┌─ Material to process

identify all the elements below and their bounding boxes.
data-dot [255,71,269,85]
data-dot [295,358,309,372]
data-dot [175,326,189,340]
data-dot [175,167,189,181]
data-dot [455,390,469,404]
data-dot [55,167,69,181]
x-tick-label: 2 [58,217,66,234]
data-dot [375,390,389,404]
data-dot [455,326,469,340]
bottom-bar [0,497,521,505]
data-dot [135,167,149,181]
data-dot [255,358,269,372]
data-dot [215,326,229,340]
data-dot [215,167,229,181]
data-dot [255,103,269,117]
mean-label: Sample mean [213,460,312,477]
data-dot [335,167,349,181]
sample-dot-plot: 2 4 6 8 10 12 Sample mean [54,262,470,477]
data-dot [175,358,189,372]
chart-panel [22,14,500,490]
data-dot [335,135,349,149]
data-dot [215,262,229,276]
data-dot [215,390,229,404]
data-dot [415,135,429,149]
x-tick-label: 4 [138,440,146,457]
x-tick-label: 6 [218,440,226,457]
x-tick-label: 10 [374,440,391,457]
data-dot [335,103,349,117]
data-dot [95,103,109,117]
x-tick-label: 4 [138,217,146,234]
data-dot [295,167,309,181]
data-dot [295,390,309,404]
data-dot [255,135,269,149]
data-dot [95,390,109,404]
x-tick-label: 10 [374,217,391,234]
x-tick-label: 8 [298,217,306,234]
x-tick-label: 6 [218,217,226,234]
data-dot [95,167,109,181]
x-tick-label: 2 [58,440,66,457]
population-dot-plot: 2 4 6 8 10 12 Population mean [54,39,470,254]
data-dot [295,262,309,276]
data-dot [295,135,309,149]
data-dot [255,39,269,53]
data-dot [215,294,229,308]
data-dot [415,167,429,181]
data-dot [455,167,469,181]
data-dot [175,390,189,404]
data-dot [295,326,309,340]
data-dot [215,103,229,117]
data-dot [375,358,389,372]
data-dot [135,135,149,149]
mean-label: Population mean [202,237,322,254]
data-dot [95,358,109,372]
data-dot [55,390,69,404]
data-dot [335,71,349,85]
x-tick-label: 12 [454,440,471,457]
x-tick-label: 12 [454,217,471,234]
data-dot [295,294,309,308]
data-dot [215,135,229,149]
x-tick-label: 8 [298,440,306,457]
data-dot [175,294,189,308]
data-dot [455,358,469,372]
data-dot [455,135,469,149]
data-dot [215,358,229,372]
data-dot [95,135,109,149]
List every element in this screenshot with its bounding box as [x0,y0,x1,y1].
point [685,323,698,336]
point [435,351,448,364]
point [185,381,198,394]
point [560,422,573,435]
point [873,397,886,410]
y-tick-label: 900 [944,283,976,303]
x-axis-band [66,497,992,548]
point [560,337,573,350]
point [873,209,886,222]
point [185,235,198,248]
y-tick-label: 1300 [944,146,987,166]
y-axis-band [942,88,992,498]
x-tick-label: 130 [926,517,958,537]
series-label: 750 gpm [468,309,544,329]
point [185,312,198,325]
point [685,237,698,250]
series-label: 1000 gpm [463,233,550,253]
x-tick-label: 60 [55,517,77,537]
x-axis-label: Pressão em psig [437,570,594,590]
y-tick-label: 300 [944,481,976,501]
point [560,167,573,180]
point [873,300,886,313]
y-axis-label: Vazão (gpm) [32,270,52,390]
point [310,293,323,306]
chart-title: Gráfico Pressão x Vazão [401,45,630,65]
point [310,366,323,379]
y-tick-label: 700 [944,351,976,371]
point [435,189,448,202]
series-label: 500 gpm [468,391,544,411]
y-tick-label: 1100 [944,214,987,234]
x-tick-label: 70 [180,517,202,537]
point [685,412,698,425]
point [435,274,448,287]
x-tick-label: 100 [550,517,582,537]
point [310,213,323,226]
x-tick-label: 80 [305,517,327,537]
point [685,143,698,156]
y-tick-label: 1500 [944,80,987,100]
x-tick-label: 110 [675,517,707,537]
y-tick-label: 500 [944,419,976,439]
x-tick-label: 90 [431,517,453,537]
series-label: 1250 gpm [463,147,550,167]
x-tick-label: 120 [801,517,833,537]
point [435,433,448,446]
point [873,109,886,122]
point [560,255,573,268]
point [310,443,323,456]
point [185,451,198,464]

└─

== Task requirements ==
Could you copy out, word for word, every line from the start of the rows above through the line holding "x-tick-label: 6 [218,217,226,234]", with both ends included?

== The reply ==
identify all the elements below and their bounding boxes.
data-dot [255,71,269,85]
data-dot [295,358,309,372]
data-dot [175,326,189,340]
data-dot [175,167,189,181]
data-dot [455,390,469,404]
data-dot [55,167,69,181]
x-tick-label: 2 [58,217,66,234]
data-dot [375,390,389,404]
data-dot [455,326,469,340]
bottom-bar [0,497,521,505]
data-dot [135,167,149,181]
data-dot [255,358,269,372]
data-dot [215,326,229,340]
data-dot [215,167,229,181]
data-dot [255,103,269,117]
mean-label: Sample mean [213,460,312,477]
data-dot [335,167,349,181]
sample-dot-plot: 2 4 6 8 10 12 Sample mean [54,262,470,477]
data-dot [175,358,189,372]
chart-panel [22,14,500,490]
data-dot [335,135,349,149]
data-dot [215,262,229,276]
data-dot [215,390,229,404]
data-dot [415,135,429,149]
x-tick-label: 4 [138,440,146,457]
x-tick-label: 6 [218,440,226,457]
x-tick-label: 10 [374,440,391,457]
data-dot [335,103,349,117]
data-dot [95,103,109,117]
x-tick-label: 4 [138,217,146,234]
data-dot [295,167,309,181]
data-dot [295,390,309,404]
data-dot [255,135,269,149]
data-dot [95,390,109,404]
x-tick-label: 10 [374,217,391,234]
x-tick-label: 8 [298,217,306,234]
x-tick-label: 6 [218,217,226,234]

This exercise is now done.